- Problem statement:
Reproduce all the entries precisely.

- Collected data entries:
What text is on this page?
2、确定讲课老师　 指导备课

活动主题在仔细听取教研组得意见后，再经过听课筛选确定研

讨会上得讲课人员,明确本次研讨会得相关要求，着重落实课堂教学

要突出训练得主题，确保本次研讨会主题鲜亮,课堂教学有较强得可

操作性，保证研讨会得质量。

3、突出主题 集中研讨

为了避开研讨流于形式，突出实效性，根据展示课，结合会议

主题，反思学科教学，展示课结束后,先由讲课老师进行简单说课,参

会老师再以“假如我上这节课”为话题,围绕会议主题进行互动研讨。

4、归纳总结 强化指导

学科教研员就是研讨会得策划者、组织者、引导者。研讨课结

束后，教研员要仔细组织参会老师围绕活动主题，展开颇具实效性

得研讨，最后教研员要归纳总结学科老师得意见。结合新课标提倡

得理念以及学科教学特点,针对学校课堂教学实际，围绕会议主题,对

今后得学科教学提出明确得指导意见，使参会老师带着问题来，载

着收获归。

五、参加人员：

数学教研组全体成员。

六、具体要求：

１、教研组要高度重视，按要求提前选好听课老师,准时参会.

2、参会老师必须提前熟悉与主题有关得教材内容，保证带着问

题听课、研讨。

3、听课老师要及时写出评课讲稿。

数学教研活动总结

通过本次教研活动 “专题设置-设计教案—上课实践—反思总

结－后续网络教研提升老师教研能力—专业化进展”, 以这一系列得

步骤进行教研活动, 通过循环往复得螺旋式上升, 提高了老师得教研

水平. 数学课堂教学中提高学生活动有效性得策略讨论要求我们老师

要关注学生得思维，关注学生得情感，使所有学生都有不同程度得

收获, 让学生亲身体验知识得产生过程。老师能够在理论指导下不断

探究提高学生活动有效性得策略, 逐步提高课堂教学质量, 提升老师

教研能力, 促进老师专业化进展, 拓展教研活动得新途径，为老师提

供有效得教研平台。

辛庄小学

- Correct answer:
What text is on this page?
2、确定讲课老师　 指导备课

活动主题在仔细听取教研组得意见后，再经过听课筛选确定研

讨会上得讲课人员,明确本次研讨会得相关要求，着重落实课堂教学

要突出训练得主题，确保本次研讨会主题鲜亮,课堂教学有较强得可

操作性，保证研讨会得质量。

3、突出主题 集中研讨

为了避开研讨流于形式，突出实效性，根据展示课，结合会议

主题，反思学科教学，展示课结束后,先由讲课老师进行简单说课,参

会老师再以“假如我上这节课”为话题,围绕会议主题进行互动研讨。

4、归纳总结 强化指导

学科教研员就是研讨会得策划者、组织者、引导者。研讨课结

束后，教研员要仔细组织参会老师围绕活动主题，展开颇具实效性

得研讨，最后教研员要归纳总结学科老师得意见。结合新课标提倡

得理念以及学科教学特点,针对学校课堂教学实际，围绕会议主题,对

今后得学科教学提出明确得指导意见，使参会老师带着问题来，载

着收获归。

五、参加人员：

数学教研组全体成员。

六、具体要求：

１、教研组要高度重视，按要求提前选好听课老师,准时参会.

2、参会老师必须提前熟悉与主题有关得教材内容，保证带着问

题听课、研讨。

3、听课老师要及时写出评课讲稿。

数学教研活动总结

通过本次教研活动 “专题设置-设计教案—上课实践—反思总

结－后续网络教研提升老师教研能力—专业化进展”, 以这一系列得

步骤进行教研活动, 通过循环往复得螺旋式上升, 提高了老师得教研

水平. 数学课堂教学中提高学生活动有效性得策略讨论要求我们老师

要关注学生得思维，关注学生得情感，使所有学生都有不同程度得

收获, 让学生亲身体验知识得产生过程。老师能够在理论指导下不断

探究提高学生活动有效性得策略, 逐步提高课堂教学质量, 提升老师

教研能力, 促进老师专业化进展, 拓展教研活动得新途径，为老师提

供有效得教研平台。

辛庄小学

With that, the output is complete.